● **Stated goal**
Reproduce all of the data below without alteration; exclude every picture.

● **Entries**
= = = = =

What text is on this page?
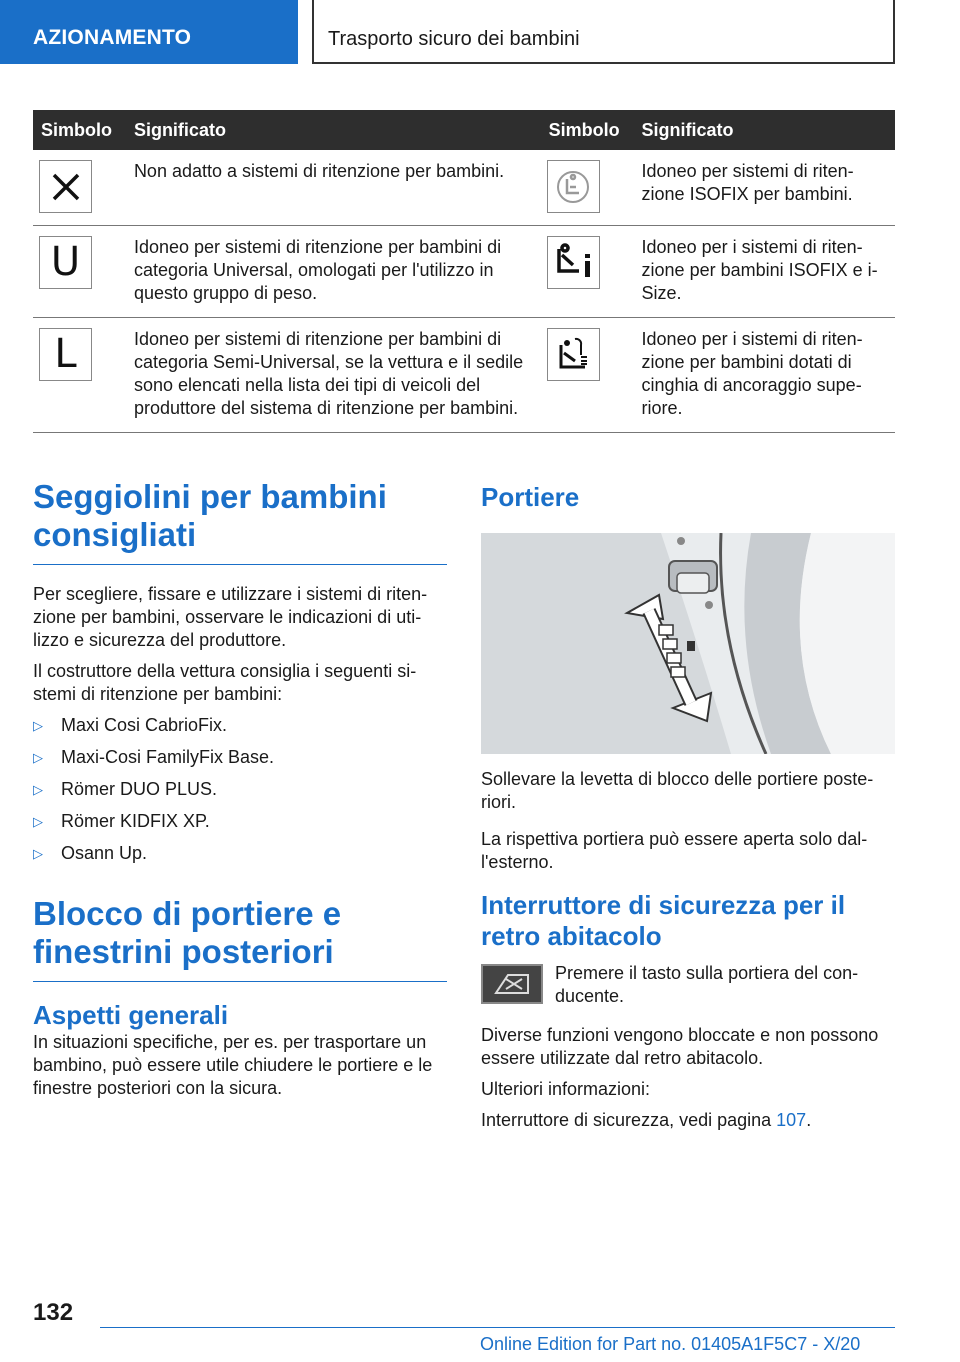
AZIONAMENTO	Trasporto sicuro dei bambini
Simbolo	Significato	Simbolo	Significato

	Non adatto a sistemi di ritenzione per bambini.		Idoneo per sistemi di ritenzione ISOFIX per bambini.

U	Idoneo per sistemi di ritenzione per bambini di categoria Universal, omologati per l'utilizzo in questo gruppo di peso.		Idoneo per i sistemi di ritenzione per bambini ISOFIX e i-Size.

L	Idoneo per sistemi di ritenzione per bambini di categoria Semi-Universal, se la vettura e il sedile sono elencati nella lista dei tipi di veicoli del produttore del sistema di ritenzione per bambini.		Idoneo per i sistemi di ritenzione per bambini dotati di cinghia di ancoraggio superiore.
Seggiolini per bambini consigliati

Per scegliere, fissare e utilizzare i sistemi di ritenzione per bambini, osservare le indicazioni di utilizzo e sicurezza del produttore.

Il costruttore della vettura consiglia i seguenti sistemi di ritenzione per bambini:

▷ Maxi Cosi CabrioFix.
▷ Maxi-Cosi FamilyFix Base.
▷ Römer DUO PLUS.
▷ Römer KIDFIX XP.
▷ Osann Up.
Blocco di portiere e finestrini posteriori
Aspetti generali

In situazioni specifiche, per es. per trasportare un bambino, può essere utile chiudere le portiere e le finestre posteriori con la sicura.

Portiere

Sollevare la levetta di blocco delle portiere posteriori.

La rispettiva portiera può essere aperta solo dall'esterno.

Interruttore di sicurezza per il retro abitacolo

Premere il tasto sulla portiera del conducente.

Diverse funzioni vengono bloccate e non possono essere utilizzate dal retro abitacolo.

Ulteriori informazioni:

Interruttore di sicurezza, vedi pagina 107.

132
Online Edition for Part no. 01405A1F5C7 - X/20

= = = = =

● **Response to the exercise**
What text is on this page?
AZIONAMENTO	Trasporto sicuro dei bambini
Simbolo	Significato	Simbolo	Significato

	Non adatto a sistemi di ritenzione per bambini.		Idoneo per sistemi di ritenzione ISOFIX per bambini.

U	Idoneo per sistemi di ritenzione per bambini di categoria Universal, omologati per l'utilizzo in questo gruppo di peso.		Idoneo per i sistemi di ritenzione per bambini ISOFIX e i-Size.

L	Idoneo per sistemi di ritenzione per bambini di categoria Semi-Universal, se la vettura e il sedile sono elencati nella lista dei tipi di veicoli del produttore del sistema di ritenzione per bambini.		Idoneo per i sistemi di ritenzione per bambini dotati di cinghia di ancoraggio superiore.
Seggiolini per bambini consigliati

Per scegliere, fissare e utilizzare i sistemi di ritenzione per bambini, osservare le indicazioni di utilizzo e sicurezza del produttore.

Il costruttore della vettura consiglia i seguenti sistemi di ritenzione per bambini:

▷ Maxi Cosi CabrioFix.
▷ Maxi-Cosi FamilyFix Base.
▷ Römer DUO PLUS.
▷ Römer KIDFIX XP.
▷ Osann Up.
Blocco di portiere e finestrini posteriori
Aspetti generali

In situazioni specifiche, per es. per trasportare un bambino, può essere utile chiudere le portiere e le finestre posteriori con la sicura.

Portiere

Sollevare la levetta di blocco delle portiere posteriori.

La rispettiva portiera può essere aperta solo dall'esterno.

Interruttore di sicurezza per il retro abitacolo

Premere il tasto sulla portiera del conducente.

Diverse funzioni vengono bloccate e non possono essere utilizzate dal retro abitacolo.

Ulteriori informazioni:

Interruttore di sicurezza, vedi pagina 107.

132
Online Edition for Part no. 01405A1F5C7 - X/20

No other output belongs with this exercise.